== Your instructions ==
Retype each record shown below, leaving every character as it is.

* BEGIN Records for the task *

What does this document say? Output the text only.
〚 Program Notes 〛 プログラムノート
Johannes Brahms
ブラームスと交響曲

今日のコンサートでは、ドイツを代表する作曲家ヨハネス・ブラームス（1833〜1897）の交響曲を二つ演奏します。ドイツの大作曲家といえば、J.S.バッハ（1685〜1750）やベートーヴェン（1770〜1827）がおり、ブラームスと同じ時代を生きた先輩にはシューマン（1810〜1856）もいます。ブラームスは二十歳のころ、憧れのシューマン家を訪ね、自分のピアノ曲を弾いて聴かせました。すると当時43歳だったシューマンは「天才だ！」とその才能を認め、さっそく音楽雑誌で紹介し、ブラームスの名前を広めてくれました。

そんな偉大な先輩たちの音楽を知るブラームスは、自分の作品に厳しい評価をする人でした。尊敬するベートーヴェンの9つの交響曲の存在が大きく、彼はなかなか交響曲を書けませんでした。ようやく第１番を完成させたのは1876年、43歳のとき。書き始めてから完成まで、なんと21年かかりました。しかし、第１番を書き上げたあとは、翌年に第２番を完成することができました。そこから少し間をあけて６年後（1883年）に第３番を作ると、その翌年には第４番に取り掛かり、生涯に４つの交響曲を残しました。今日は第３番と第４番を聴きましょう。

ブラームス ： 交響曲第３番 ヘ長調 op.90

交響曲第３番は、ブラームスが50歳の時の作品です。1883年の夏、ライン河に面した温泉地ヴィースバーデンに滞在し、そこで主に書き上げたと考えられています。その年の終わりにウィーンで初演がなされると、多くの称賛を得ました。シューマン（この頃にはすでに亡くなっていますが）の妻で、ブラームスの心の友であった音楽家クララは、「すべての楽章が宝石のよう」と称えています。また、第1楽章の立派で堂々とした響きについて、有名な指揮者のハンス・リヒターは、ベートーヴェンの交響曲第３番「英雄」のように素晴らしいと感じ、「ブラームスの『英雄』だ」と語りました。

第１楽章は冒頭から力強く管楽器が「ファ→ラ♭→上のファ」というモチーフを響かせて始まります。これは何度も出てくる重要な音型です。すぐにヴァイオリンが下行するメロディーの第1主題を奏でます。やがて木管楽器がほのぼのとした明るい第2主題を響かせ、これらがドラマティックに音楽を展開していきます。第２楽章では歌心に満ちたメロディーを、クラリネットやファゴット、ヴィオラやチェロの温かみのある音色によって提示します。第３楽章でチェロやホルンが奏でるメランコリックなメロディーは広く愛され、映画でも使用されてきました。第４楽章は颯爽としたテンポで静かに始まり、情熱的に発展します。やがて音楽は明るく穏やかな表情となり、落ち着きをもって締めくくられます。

* END Records for the task *

== Full answer ==
What does this document say? Output the text only.
〚 Program Notes 〛 プログラムノート
Johannes Brahms
ブラームスと交響曲

今日のコンサートでは、ドイツを代表する作曲家ヨハネス・ブラームス（1833〜1897）の交響曲を二つ演奏します。ドイツの大作曲家といえば、J.S.バッハ（1685〜1750）やベートーヴェン（1770〜1827）がおり、ブラームスと同じ時代を生きた先輩にはシューマン（1810〜1856）もいます。ブラームスは二十歳のころ、憧れのシューマン家を訪ね、自分のピアノ曲を弾いて聴かせました。すると当時43歳だったシューマンは「天才だ！」とその才能を認め、さっそく音楽雑誌で紹介し、ブラームスの名前を広めてくれました。

そんな偉大な先輩たちの音楽を知るブラームスは、自分の作品に厳しい評価をする人でした。尊敬するベートーヴェンの9つの交響曲の存在が大きく、彼はなかなか交響曲を書けませんでした。ようやく第１番を完成させたのは1876年、43歳のとき。書き始めてから完成まで、なんと21年かかりました。しかし、第１番を書き上げたあとは、翌年に第２番を完成することができました。そこから少し間をあけて６年後（1883年）に第３番を作ると、その翌年には第４番に取り掛かり、生涯に４つの交響曲を残しました。今日は第３番と第４番を聴きましょう。

ブラームス ： 交響曲第３番 ヘ長調 op.90

交響曲第３番は、ブラームスが50歳の時の作品です。1883年の夏、ライン河に面した温泉地ヴィースバーデンに滞在し、そこで主に書き上げたと考えられています。その年の終わりにウィーンで初演がなされると、多くの称賛を得ました。シューマン（この頃にはすでに亡くなっていますが）の妻で、ブラームスの心の友であった音楽家クララは、「すべての楽章が宝石のよう」と称えています。また、第1楽章の立派で堂々とした響きについて、有名な指揮者のハンス・リヒターは、ベートーヴェンの交響曲第３番「英雄」のように素晴らしいと感じ、「ブラームスの『英雄』だ」と語りました。

第１楽章は冒頭から力強く管楽器が「ファ→ラ♭→上のファ」というモチーフを響かせて始まります。これは何度も出てくる重要な音型です。すぐにヴァイオリンが下行するメロディーの第1主題を奏でます。やがて木管楽器がほのぼのとした明るい第2主題を響かせ、これらがドラマティックに音楽を展開していきます。第２楽章では歌心に満ちたメロディーを、クラリネットやファゴット、ヴィオラやチェロの温かみのある音色によって提示します。第３楽章でチェロやホルンが奏でるメランコリックなメロディーは広く愛され、映画でも使用されてきました。第４楽章は颯爽としたテンポで静かに始まり、情熱的に発展します。やがて音楽は明るく穏やかな表情となり、落ち着きをもって締めくくられます。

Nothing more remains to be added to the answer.